▶ [What to work on]: Every line below is to be quoted exactly, with nothing added or dropped.
--- Begin ---
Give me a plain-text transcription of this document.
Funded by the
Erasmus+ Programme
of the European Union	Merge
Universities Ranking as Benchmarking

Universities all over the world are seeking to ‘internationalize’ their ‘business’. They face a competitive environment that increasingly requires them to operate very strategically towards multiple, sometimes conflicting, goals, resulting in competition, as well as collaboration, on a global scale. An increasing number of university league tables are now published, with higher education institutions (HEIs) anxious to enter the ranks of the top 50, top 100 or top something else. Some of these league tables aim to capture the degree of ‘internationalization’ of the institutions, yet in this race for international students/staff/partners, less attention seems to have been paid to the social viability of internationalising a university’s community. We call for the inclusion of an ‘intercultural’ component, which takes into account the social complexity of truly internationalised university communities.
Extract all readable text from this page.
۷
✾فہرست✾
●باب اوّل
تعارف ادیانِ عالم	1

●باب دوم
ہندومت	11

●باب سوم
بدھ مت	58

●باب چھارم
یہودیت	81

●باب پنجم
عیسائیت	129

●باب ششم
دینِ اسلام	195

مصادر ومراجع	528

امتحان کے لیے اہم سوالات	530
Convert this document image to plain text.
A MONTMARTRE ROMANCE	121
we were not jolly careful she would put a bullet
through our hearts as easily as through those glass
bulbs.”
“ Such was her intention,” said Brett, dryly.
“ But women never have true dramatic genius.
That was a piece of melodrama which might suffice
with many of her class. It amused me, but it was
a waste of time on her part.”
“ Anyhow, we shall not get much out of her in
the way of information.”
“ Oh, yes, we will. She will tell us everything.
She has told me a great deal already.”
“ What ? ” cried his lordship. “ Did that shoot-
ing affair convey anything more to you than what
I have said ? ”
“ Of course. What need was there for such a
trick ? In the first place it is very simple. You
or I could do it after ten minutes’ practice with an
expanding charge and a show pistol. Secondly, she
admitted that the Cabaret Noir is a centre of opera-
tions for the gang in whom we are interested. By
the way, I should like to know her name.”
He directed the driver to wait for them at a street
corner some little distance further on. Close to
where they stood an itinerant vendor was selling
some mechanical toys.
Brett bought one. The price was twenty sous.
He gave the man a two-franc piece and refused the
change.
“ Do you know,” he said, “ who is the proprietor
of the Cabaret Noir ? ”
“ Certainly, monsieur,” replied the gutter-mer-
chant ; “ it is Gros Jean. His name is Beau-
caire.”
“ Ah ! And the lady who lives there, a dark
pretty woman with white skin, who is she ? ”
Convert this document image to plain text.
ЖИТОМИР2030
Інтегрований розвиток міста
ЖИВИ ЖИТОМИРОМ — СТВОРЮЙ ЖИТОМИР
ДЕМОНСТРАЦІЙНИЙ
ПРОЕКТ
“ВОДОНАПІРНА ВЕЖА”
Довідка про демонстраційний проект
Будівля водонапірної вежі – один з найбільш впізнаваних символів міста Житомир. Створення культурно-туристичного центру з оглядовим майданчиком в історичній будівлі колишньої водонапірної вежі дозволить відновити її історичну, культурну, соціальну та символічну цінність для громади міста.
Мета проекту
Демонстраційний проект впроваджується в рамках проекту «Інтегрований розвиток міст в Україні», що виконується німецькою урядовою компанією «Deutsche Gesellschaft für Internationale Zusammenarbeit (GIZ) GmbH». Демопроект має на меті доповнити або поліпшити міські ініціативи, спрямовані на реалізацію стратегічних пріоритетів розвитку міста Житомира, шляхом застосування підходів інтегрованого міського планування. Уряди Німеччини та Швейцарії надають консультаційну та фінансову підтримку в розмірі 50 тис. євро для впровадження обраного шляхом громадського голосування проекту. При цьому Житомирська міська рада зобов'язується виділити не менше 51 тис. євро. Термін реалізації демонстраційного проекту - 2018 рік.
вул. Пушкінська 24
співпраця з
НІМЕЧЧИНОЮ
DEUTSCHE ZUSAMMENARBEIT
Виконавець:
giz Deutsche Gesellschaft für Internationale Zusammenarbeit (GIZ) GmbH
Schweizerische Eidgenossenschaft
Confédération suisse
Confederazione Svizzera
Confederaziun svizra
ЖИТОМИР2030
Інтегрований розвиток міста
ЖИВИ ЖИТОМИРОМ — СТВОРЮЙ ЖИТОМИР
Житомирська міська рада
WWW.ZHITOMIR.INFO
--- End ---
▶ [Response to this task]:
Give me a plain-text transcription of this document.
Funded by the
Erasmus+ Programme
of the European Union	Merge
Universities Ranking as Benchmarking

Universities all over the world are seeking to ‘internationalize’ their ‘business’. They face a competitive environment that increasingly requires them to operate very strategically towards multiple, sometimes conflicting, goals, resulting in competition, as well as collaboration, on a global scale. An increasing number of university league tables are now published, with higher education institutions (HEIs) anxious to enter the ranks of the top 50, top 100 or top something else. Some of these league tables aim to capture the degree of ‘internationalization’ of the institutions, yet in this race for international students/staff/partners, less attention seems to have been paid to the social viability of internationalising a university’s community. We call for the inclusion of an ‘intercultural’ component, which takes into account the social complexity of truly internationalised university communities.
Extract all readable text from this page.
۷
✾فہرست✾
●باب اوّل
تعارف ادیانِ عالم	1

●باب دوم
ہندومت	11

●باب سوم
بدھ مت	58

●باب چھارم
یہودیت	81

●باب پنجم
عیسائیت	129

●باب ششم
دینِ اسلام	195

مصادر ومراجع	528

امتحان کے لیے اہم سوالات	530
Convert this document image to plain text.
A MONTMARTRE ROMANCE	121
we were not jolly careful she would put a bullet
through our hearts as easily as through those glass
bulbs.”
“ Such was her intention,” said Brett, dryly.
“ But women never have true dramatic genius.
That was a piece of melodrama which might suffice
with many of her class. It amused me, but it was
a waste of time on her part.”
“ Anyhow, we shall not get much out of her in
the way of information.”
“ Oh, yes, we will. She will tell us everything.
She has told me a great deal already.”
“ What ? ” cried his lordship. “ Did that shoot-
ing affair convey anything more to you than what
I have said ? ”
“ Of course. What need was there for such a
trick ? In the first place it is very simple. You
or I could do it after ten minutes’ practice with an
expanding charge and a show pistol. Secondly, she
admitted that the Cabaret Noir is a centre of opera-
tions for the gang in whom we are interested. By
the way, I should like to know her name.”
He directed the driver to wait for them at a street
corner some little distance further on. Close to
where they stood an itinerant vendor was selling
some mechanical toys.
Brett bought one. The price was twenty sous.
He gave the man a two-franc piece and refused the
change.
“ Do you know,” he said, “ who is the proprietor
of the Cabaret Noir ? ”
“ Certainly, monsieur,” replied the gutter-mer-
chant ; “ it is Gros Jean. His name is Beau-
caire.”
“ Ah ! And the lady who lives there, a dark
pretty woman with white skin, who is she ? ”
Convert this document image to plain text.
ЖИТОМИР2030
Інтегрований розвиток міста
ЖИВИ ЖИТОМИРОМ — СТВОРЮЙ ЖИТОМИР
ДЕМОНСТРАЦІЙНИЙ
ПРОЕКТ
“ВОДОНАПІРНА ВЕЖА”
Довідка про демонстраційний проект
Будівля водонапірної вежі – один з найбільш впізнаваних символів міста Житомир. Створення культурно-туристичного центру з оглядовим майданчиком в історичній будівлі колишньої водонапірної вежі дозволить відновити її історичну, культурну, соціальну та символічну цінність для громади міста.
Мета проекту
Демонстраційний проект впроваджується в рамках проекту «Інтегрований розвиток міст в Україні», що виконується німецькою урядовою компанією «Deutsche Gesellschaft für Internationale Zusammenarbeit (GIZ) GmbH». Демопроект має на меті доповнити або поліпшити міські ініціативи, спрямовані на реалізацію стратегічних пріоритетів розвитку міста Житомира, шляхом застосування підходів інтегрованого міського планування. Уряди Німеччини та Швейцарії надають консультаційну та фінансову підтримку в розмірі 50 тис. євро для впровадження обраного шляхом громадського голосування проекту. При цьому Житомирська міська рада зобов'язується виділити не менше 51 тис. євро. Термін реалізації демонстраційного проекту - 2018 рік.
вул. Пушкінська 24
співпраця з
НІМЕЧЧИНОЮ
DEUTSCHE ZUSAMMENARBEIT
Виконавець:
giz Deutsche Gesellschaft für Internationale Zusammenarbeit (GIZ) GmbH
Schweizerische Eidgenossenschaft
Confédération suisse
Confederazione Svizzera
Confederaziun svizra
ЖИТОМИР2030
Інтегрований розвиток міста
ЖИВИ ЖИТОМИРОМ — СТВОРЮЙ ЖИТОМИР
Житомирська міська рада
WWW.ZHITOMIR.INFO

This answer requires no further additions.